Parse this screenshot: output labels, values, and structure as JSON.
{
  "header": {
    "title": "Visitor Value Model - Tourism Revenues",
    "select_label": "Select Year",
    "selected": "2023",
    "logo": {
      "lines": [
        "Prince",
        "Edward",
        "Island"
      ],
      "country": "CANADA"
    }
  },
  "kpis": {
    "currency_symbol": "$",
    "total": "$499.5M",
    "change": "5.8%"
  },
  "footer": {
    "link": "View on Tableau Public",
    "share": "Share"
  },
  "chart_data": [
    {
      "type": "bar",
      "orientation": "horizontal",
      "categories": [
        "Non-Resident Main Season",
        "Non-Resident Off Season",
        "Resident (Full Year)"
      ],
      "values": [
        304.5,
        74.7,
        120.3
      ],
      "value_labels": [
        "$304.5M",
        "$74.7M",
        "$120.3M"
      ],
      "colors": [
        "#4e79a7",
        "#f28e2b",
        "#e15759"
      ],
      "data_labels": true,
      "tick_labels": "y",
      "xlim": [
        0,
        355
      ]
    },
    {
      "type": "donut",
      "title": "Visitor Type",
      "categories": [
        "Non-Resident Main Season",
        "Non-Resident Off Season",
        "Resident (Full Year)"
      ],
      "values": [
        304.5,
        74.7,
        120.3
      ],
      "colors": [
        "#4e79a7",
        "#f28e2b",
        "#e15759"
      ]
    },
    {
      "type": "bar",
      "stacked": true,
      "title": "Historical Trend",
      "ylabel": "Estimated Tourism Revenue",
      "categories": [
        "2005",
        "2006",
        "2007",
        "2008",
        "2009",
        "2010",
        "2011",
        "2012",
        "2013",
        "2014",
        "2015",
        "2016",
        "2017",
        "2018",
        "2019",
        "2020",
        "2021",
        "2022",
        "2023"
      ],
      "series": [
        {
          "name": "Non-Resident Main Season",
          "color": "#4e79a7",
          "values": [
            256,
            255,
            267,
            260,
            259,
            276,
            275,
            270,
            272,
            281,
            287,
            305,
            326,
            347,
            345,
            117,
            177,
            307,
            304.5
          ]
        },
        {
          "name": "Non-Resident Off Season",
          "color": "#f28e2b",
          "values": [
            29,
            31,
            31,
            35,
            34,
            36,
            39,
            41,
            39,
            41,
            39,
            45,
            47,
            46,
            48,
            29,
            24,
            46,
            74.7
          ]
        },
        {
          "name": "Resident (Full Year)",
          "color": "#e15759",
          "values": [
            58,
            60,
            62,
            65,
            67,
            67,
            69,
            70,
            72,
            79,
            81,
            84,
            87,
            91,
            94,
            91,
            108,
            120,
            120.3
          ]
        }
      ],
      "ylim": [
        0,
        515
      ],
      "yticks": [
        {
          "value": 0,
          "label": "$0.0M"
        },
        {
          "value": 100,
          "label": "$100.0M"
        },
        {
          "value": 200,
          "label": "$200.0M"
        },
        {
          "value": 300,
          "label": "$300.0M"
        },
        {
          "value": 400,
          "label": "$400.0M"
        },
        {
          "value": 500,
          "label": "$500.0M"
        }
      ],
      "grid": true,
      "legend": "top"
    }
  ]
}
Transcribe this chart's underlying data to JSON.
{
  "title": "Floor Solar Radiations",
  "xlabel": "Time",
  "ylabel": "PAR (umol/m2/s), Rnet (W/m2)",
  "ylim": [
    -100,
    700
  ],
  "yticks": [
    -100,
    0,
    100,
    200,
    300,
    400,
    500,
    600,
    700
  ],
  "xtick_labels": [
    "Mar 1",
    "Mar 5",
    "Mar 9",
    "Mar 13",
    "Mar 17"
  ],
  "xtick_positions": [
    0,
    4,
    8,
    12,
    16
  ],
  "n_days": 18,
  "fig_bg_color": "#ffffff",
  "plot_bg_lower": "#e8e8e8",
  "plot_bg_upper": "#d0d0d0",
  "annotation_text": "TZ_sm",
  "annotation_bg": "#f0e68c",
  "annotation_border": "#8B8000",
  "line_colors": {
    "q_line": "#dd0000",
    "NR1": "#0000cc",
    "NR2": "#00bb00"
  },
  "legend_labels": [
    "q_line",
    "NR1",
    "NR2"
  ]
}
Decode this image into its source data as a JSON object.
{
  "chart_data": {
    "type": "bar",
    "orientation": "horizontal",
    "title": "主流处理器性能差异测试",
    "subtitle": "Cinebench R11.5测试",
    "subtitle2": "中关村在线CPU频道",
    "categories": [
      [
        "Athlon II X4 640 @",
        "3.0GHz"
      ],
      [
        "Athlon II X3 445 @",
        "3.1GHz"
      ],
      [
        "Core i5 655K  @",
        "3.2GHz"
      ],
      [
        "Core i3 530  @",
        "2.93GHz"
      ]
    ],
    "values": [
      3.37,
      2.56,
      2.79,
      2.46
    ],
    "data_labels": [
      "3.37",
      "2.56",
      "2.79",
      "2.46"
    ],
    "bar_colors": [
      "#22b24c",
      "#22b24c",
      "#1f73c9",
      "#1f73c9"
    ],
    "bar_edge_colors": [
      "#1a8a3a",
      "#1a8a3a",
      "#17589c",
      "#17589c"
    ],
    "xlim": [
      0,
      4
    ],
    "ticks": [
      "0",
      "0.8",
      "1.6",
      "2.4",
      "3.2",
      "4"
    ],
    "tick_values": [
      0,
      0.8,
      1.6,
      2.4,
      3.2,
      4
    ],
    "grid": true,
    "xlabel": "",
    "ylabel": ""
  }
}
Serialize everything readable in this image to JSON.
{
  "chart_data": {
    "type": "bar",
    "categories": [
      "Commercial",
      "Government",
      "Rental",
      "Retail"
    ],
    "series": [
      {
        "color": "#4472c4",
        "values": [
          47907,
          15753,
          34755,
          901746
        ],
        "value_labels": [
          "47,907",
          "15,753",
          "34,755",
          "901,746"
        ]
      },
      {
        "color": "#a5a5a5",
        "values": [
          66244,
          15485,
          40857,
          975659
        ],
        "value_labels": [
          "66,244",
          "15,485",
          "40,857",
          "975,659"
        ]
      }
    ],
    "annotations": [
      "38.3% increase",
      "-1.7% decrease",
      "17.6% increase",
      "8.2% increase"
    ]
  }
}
********
== Short task ==
Return exactly the lines of the data, and only those, from the line with "Serialize everything readable" through the last line, inclusive.

== Written response ==
Serialize everything readable in this image to JSON.
{
  "chart_data": {
    "type": "bar",
    "categories": [
      "Commercial",
      "Government",
      "Rental",
      "Retail"
    ],
    "series": [
      {
        "color": "#4472c4",
        "values": [
          47907,
          15753,
          34755,
          901746
        ],
        "value_labels": [
          "47,907",
          "15,753",
          "34,755",
          "901,746"
        ]
      },
      {
        "color": "#a5a5a5",
        "values": [
          66244,
          15485,
          40857,
          975659
        ],
        "value_labels": [
          "66,244",
          "15,485",
          "40,857",
          "975,659"
        ]
      }
    ],
    "annotations": [
      "38.3% increase",
      "-1.7% decrease",
      "17.6% increase",
      "8.2% increase"
    ]
  }
}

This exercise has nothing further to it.